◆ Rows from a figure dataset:
# # # # # # #

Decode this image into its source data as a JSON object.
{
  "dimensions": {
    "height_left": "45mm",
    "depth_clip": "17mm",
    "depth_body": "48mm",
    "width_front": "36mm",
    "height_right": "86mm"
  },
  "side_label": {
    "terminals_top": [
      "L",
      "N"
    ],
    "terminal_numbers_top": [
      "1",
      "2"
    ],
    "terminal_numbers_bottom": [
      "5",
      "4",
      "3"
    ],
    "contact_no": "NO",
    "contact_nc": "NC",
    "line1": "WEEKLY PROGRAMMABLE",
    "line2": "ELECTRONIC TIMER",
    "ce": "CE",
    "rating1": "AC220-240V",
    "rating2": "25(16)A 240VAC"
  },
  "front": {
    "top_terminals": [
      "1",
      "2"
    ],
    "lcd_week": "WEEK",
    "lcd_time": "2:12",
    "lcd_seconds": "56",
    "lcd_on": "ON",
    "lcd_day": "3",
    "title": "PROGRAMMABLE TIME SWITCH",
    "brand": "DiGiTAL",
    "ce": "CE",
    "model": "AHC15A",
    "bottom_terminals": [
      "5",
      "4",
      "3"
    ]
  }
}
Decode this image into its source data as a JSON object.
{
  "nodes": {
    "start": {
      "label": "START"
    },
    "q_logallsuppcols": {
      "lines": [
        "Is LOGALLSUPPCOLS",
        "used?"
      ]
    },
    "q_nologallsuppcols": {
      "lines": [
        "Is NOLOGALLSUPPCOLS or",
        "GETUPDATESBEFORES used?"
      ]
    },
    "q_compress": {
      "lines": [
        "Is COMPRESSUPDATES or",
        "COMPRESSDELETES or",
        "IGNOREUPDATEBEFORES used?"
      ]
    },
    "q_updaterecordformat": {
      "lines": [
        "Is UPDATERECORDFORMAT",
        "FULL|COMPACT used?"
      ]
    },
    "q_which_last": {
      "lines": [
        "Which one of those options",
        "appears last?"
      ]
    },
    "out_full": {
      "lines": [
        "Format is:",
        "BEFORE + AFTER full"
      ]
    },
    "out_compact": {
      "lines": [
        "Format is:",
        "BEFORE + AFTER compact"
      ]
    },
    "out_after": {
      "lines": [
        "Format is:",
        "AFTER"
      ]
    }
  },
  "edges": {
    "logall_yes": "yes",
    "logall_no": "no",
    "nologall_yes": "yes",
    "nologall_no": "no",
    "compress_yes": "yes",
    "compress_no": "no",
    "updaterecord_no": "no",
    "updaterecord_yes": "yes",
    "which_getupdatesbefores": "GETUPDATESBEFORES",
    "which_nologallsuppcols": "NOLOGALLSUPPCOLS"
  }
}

# # # # # # #

◆ EXERCISE REQUIREMENTS: Exactly reproduce the material above.

◆ THE REPLY:
Decode this image into its source data as a JSON object.
{
  "dimensions": {
    "height_left": "45mm",
    "depth_clip": "17mm",
    "depth_body": "48mm",
    "width_front": "36mm",
    "height_right": "86mm"
  },
  "side_label": {
    "terminals_top": [
      "L",
      "N"
    ],
    "terminal_numbers_top": [
      "1",
      "2"
    ],
    "terminal_numbers_bottom": [
      "5",
      "4",
      "3"
    ],
    "contact_no": "NO",
    "contact_nc": "NC",
    "line1": "WEEKLY PROGRAMMABLE",
    "line2": "ELECTRONIC TIMER",
    "ce": "CE",
    "rating1": "AC220-240V",
    "rating2": "25(16)A 240VAC"
  },
  "front": {
    "top_terminals": [
      "1",
      "2"
    ],
    "lcd_week": "WEEK",
    "lcd_time": "2:12",
    "lcd_seconds": "56",
    "lcd_on": "ON",
    "lcd_day": "3",
    "title": "PROGRAMMABLE TIME SWITCH",
    "brand": "DiGiTAL",
    "ce": "CE",
    "model": "AHC15A",
    "bottom_terminals": [
      "5",
      "4",
      "3"
    ]
  }
}
Decode this image into its source data as a JSON object.
{
  "nodes": {
    "start": {
      "label": "START"
    },
    "q_logallsuppcols": {
      "lines": [
        "Is LOGALLSUPPCOLS",
        "used?"
      ]
    },
    "q_nologallsuppcols": {
      "lines": [
        "Is NOLOGALLSUPPCOLS or",
        "GETUPDATESBEFORES used?"
      ]
    },
    "q_compress": {
      "lines": [
        "Is COMPRESSUPDATES or",
        "COMPRESSDELETES or",
        "IGNOREUPDATEBEFORES used?"
      ]
    },
    "q_updaterecordformat": {
      "lines": [
        "Is UPDATERECORDFORMAT",
        "FULL|COMPACT used?"
      ]
    },
    "q_which_last": {
      "lines": [
        "Which one of those options",
        "appears last?"
      ]
    },
    "out_full": {
      "lines": [
        "Format is:",
        "BEFORE + AFTER full"
      ]
    },
    "out_compact": {
      "lines": [
        "Format is:",
        "BEFORE + AFTER compact"
      ]
    },
    "out_after": {
      "lines": [
        "Format is:",
        "AFTER"
      ]
    }
  },
  "edges": {
    "logall_yes": "yes",
    "logall_no": "no",
    "nologall_yes": "yes",
    "nologall_no": "no",
    "compress_yes": "yes",
    "compress_no": "no",
    "updaterecord_no": "no",
    "updaterecord_yes": "yes",
    "which_getupdatesbefores": "GETUPDATESBEFORES",
    "which_nologallsuppcols": "NOLOGALLSUPPCOLS"
  }
}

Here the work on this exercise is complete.